··· PROVIDED DATA

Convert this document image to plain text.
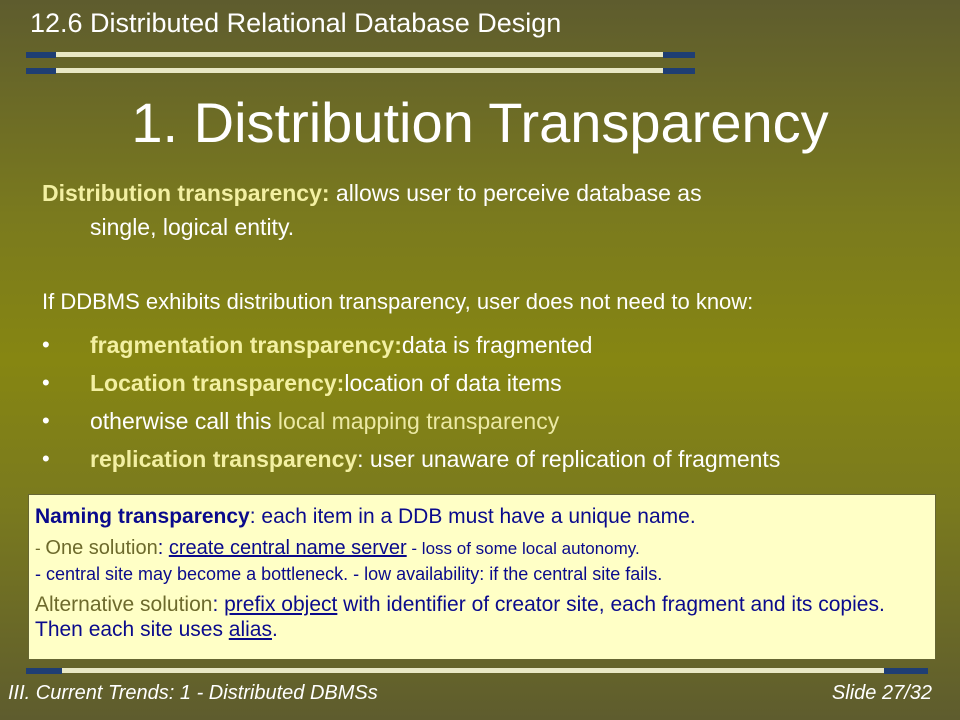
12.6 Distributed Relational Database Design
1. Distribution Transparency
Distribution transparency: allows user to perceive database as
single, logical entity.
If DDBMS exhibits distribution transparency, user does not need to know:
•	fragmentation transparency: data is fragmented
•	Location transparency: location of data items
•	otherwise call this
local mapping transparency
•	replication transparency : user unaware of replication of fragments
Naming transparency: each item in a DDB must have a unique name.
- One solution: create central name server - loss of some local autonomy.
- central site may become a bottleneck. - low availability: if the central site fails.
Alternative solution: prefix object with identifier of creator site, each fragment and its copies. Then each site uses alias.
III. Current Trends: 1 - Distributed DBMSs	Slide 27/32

······

== EXERCISE TASK ==
Pictures are excluded; repeat every record exactly.

== WORKED SOLUTION ==
Convert this document image to plain text.
12.6 Distributed Relational Database Design
1. Distribution Transparency
Distribution transparency: allows user to perceive database as
single, logical entity.
If DDBMS exhibits distribution transparency, user does not need to know:
•	fragmentation transparency: data is fragmented
•	Location transparency: location of data items
•	otherwise call this
local mapping transparency
•	replication transparency : user unaware of replication of fragments
Naming transparency: each item in a DDB must have a unique name.
- One solution: create central name server - loss of some local autonomy.
- central site may become a bottleneck. - low availability: if the central site fails.
Alternative solution: prefix object with identifier of creator site, each fragment and its copies. Then each site uses alias.
III. Current Trends: 1 - Distributed DBMSs	Slide 27/32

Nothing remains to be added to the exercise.